In the text on infidelity, what is the title of Esther Perel's book?

### [Page text]

((

All human relationships are complex, but sentimental relationships are top on the list. Few are the people who can define in a precise manner what it means to them to be unfaithful. Each head is a world of its own; and definitions of the word vary for everyone. For some it can begin by discovering that your mate gets food through someone else’s app; and there are those who feel they are not unfaithful, despite having their profiles in more than one dating application. It all depends on the optics of each individual.
What does psychology, and other disciplines like Neurology say about infidelity? Can they help us to move aside all the myths and stick to the reality of the subject? A subject so real but at the same time so complex in our relationships.
The psychotherapist “Esther Perel” (1) once suggested that infidelity has always been seen by society as a sign of a bad relationship; but in her book The State of Affairs: Rethinking Infidelity (2); she describes how after 33 years of working with all sorts of unfaithful couples; that many stray “not because they want to find someone else, but because they want to connect with another version of themselves”. Thanks to Esther we now have one more thing to worry about. Do we not have enough by having to decipher our partner´s head in trying to discover how happy he/she is at our side? Now we must also worry about them having to “re-discover” themselves hoping they don´t go out looking for an adventure.

))

### [Listing]

((

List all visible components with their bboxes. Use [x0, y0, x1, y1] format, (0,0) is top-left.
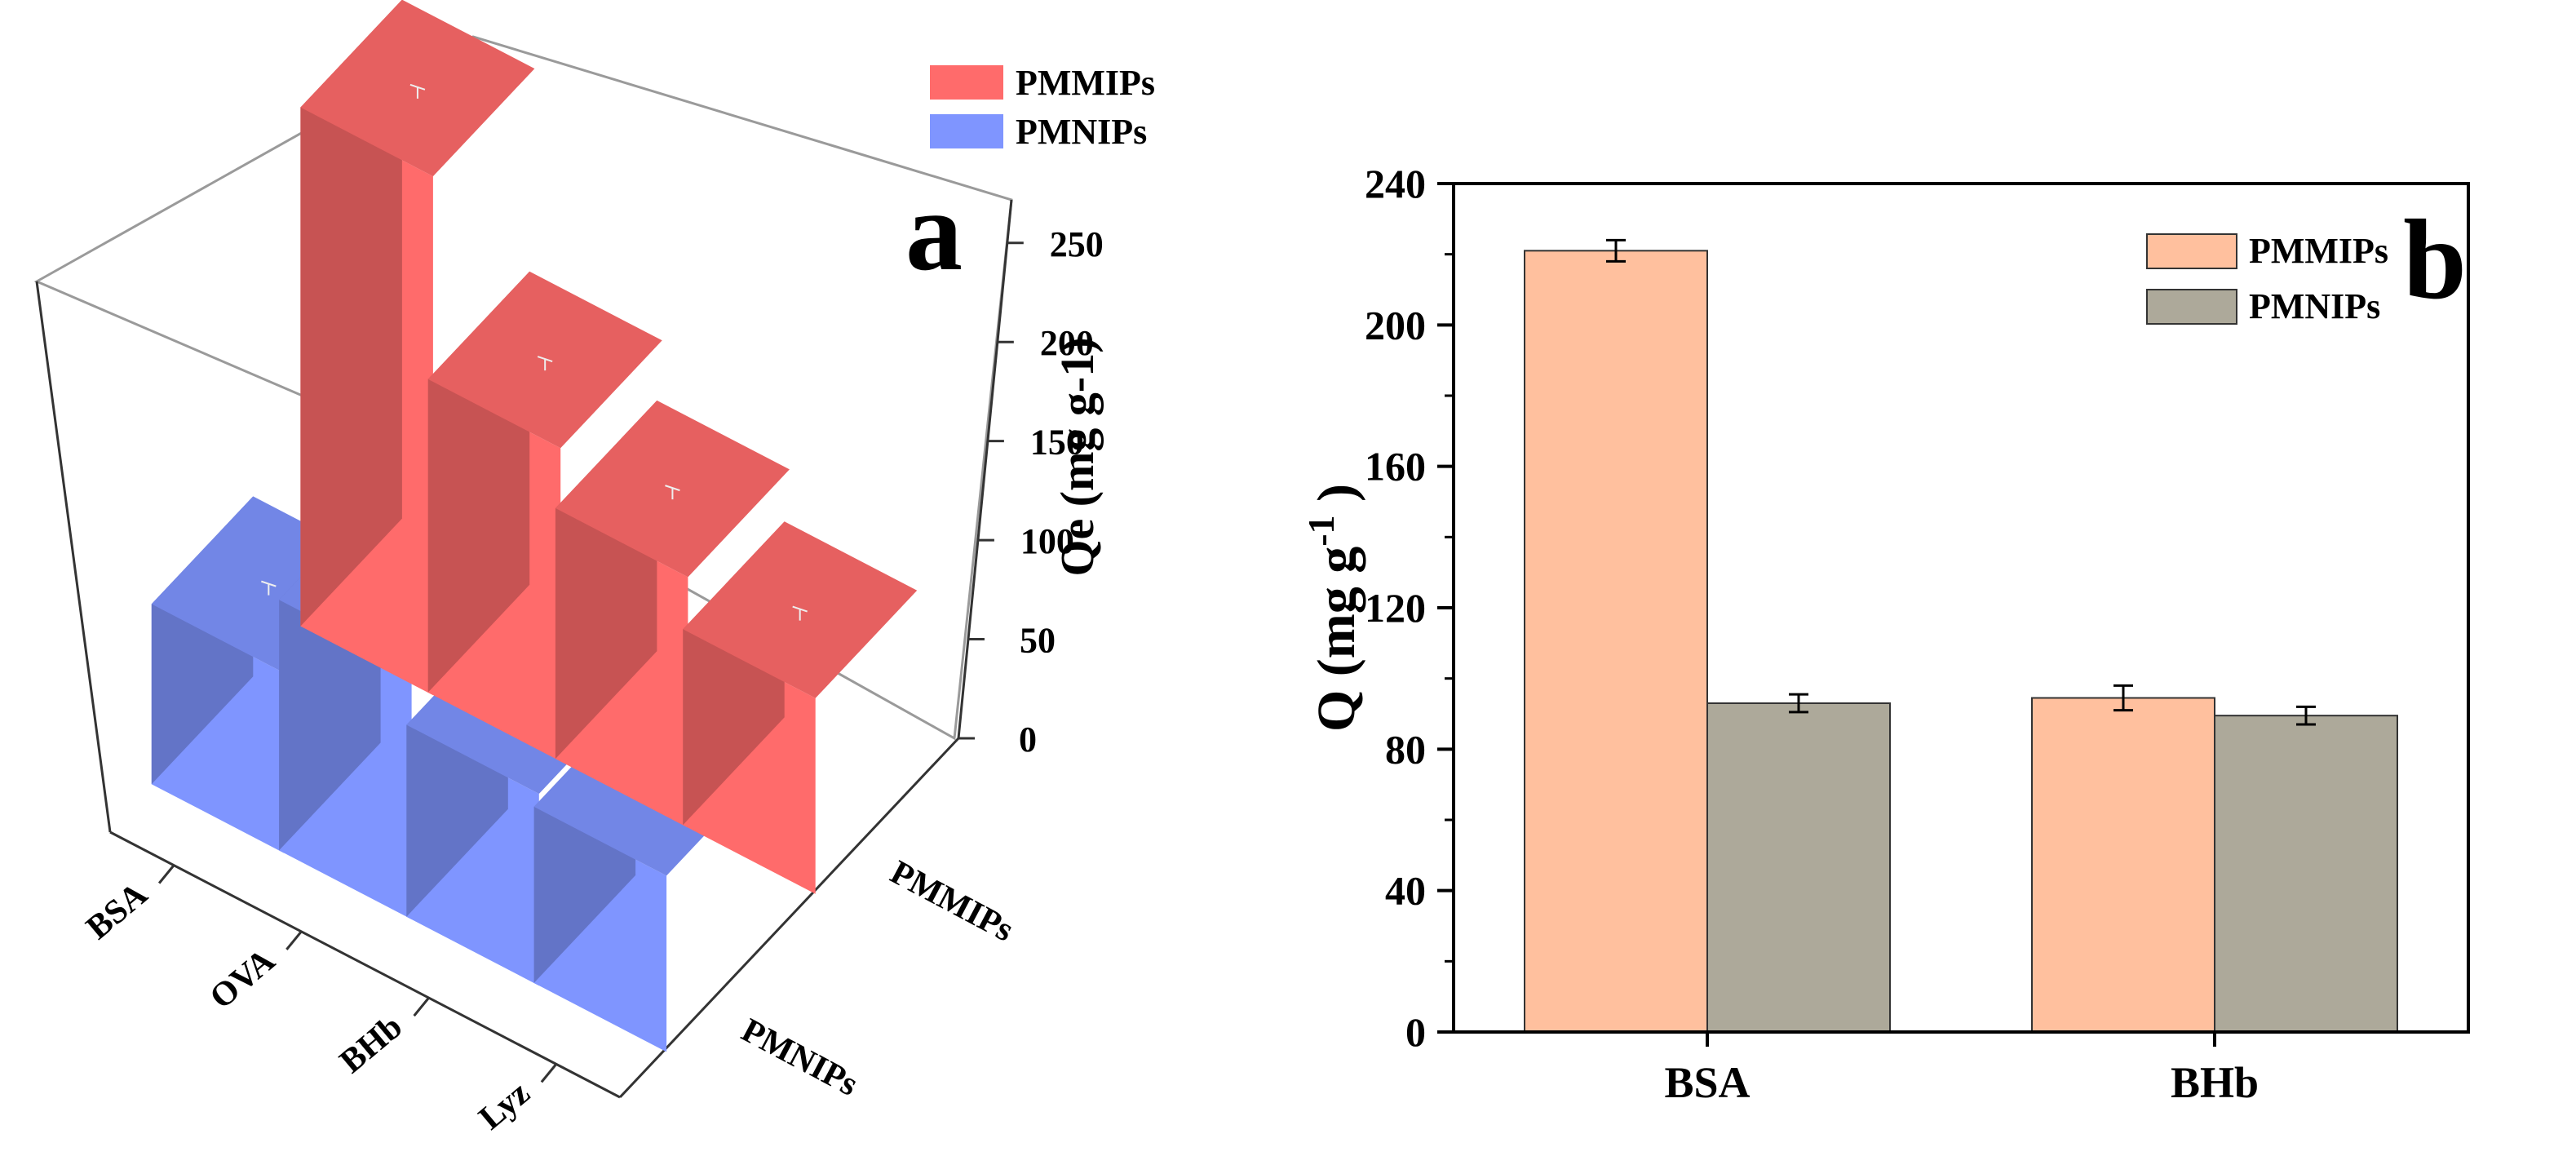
legend-a-label-pmmips: PMMIPs: [1016, 63, 1155, 103]
error-bar-pmmips-bsa: [1606, 238, 1626, 263]
series-label-pmnips: PMNIPs: [736, 1012, 865, 1104]
panel-b-legend: PMMIPs PMNIPs: [2146, 231, 2388, 326]
bar-pmmips-bsa: [300, 0, 535, 696]
panel-a-axes: [35, 199, 1013, 1099]
z-tick-label-150: 150: [1030, 423, 1084, 463]
cat-tick: [540, 1063, 558, 1083]
category-label-bhb: BHb: [333, 1008, 409, 1081]
bar-error-mark: [792, 605, 808, 621]
bar-pmmips-lyz: [683, 521, 918, 894]
panel-a-bars: [151, 0, 918, 1052]
y-tick-label-0: 0: [1405, 1009, 1426, 1055]
z-tick-label-50: 50: [1020, 621, 1056, 661]
x-tick-label-bhb: BHb: [2171, 1058, 2259, 1107]
bar-pmmips-bsa: [1524, 250, 1708, 1034]
panel-a-letter: a: [905, 168, 963, 295]
error-bar-pmnips-bsa: [1789, 693, 1808, 714]
legend-b-swatch-pmnips: [2146, 289, 2237, 325]
y-tick-label-160: 160: [1365, 444, 1426, 489]
cat-tick: [285, 930, 303, 950]
panel-b-category-labels: BSA BHb: [1664, 1032, 2259, 1107]
legend-a-label-pmnips: PMNIPs: [1016, 112, 1147, 152]
panel-b-bar-chart: 0 40 80 120 160 200 240 BSA BHb Q (mg g-1 ) PMM…: [1300, 161, 2470, 1107]
z-tick-label-100: 100: [1020, 521, 1074, 561]
cat-tick: [157, 864, 175, 884]
panel-b-bars: [1524, 238, 2398, 1034]
z-tick-label-200: 200: [1040, 323, 1094, 363]
category-label-bsa: BSA: [79, 875, 155, 947]
y-tick-label-200: 200: [1365, 302, 1426, 348]
bar-error-mark: [665, 485, 680, 500]
cat-tick: [413, 997, 430, 1017]
svg-text:Q (mg g-1 ): Q (mg g-1 ): [1300, 484, 1367, 732]
legend-b-label-pmnips: PMNIPs: [2249, 286, 2380, 326]
legend-a-swatch-pmmips: [930, 65, 1003, 100]
panel-b-y-axis-label: Q (mg g-1 ): [1300, 484, 1367, 732]
legend-b-label-pmmips: PMMIPs: [2249, 231, 2388, 271]
category-label-ova: OVA: [203, 941, 282, 1016]
bar-side-face: [300, 0, 402, 627]
z-tick-label-0: 0: [1019, 720, 1037, 760]
bar-pmmips-bhb: [555, 400, 790, 828]
error-bar-pmmips-bhb: [2113, 684, 2133, 712]
error-bar-pmnips-bhb: [2296, 705, 2316, 726]
y-tick-label-120: 120: [1365, 585, 1426, 631]
panel-a-z-ticks: 0 50 100 150 200 250: [958, 224, 1104, 760]
bar-error-mark: [261, 580, 277, 596]
panel-a-z-axis-label: Qe (mg g-1): [1051, 337, 1104, 576]
legend-a-swatch-pmnips: [930, 114, 1003, 148]
category-label-lyz: Lyz: [472, 1074, 538, 1137]
y-tick-label-40: 40: [1385, 868, 1426, 914]
z-tick-label-250: 250: [1050, 224, 1104, 264]
bar-pmmips-bhb: [2031, 697, 2215, 1033]
panel-b-y-ticks: 0 40 80 120 160 200 240: [1365, 161, 1454, 1055]
bar-pmnips-bsa: [1706, 702, 1891, 1033]
panel-a-legend: PMMIPs PMNIPs: [930, 63, 1155, 152]
bar-pmmips-ova: [427, 271, 662, 762]
panel-b-letter: b: [2403, 197, 2467, 323]
bar-pmnips-bhb: [2214, 715, 2398, 1034]
y-tick-label-80: 80: [1385, 726, 1426, 772]
x-tick-label-bsa: BSA: [1664, 1058, 1750, 1107]
legend-b-swatch-pmmips: [2146, 233, 2237, 269]
y-tick-label-240: 240: [1365, 161, 1426, 206]
bar-error-mark: [409, 83, 426, 99]
series-label-pmmips: PMMIPs: [884, 853, 1020, 949]
bar-error-mark: [537, 356, 553, 371]
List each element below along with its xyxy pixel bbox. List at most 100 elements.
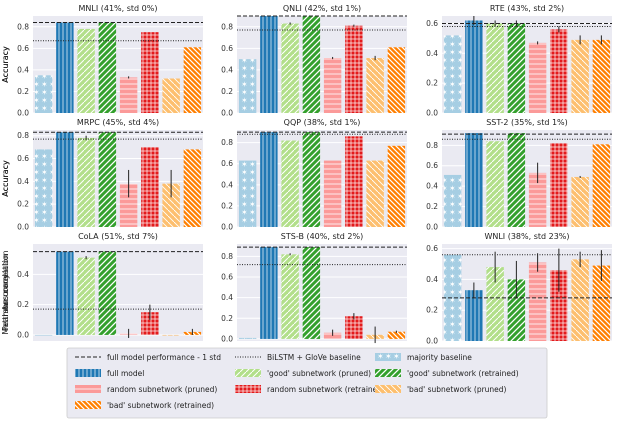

))

### [Complete output]
The State of Affairs: Rethinking Infidelity